Directions - Pull every line containing "this" out of the material below.

Information supplied -
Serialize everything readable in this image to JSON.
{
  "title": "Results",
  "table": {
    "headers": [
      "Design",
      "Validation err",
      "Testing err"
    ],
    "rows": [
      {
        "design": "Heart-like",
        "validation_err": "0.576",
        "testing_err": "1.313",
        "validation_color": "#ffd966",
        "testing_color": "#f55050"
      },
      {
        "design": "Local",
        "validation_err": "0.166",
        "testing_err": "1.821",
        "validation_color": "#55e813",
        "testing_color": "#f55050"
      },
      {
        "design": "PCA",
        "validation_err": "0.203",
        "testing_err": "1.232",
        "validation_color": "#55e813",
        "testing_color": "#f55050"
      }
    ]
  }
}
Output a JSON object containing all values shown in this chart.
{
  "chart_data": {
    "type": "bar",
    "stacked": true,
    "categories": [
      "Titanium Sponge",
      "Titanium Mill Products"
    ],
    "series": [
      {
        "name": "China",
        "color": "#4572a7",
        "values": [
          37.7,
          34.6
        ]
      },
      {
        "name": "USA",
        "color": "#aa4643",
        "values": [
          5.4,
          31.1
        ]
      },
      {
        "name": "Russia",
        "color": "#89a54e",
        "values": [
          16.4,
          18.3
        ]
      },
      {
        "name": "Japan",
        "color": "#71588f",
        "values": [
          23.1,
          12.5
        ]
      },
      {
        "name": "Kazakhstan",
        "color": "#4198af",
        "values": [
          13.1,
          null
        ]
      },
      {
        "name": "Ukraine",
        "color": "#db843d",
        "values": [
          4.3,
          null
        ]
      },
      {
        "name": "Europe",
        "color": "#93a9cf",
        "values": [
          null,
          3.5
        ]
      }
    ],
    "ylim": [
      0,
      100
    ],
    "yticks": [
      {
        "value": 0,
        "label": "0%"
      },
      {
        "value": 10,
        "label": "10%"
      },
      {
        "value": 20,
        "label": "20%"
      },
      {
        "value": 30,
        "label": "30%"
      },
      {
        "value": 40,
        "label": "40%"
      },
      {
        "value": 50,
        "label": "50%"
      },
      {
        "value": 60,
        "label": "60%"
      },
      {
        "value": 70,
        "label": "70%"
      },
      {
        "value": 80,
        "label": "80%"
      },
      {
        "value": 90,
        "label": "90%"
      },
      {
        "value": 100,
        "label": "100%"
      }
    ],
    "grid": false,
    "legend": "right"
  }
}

Full solution -
Serialize everything readable in this image to JSON.
Output a JSON object containing all values shown in this chart.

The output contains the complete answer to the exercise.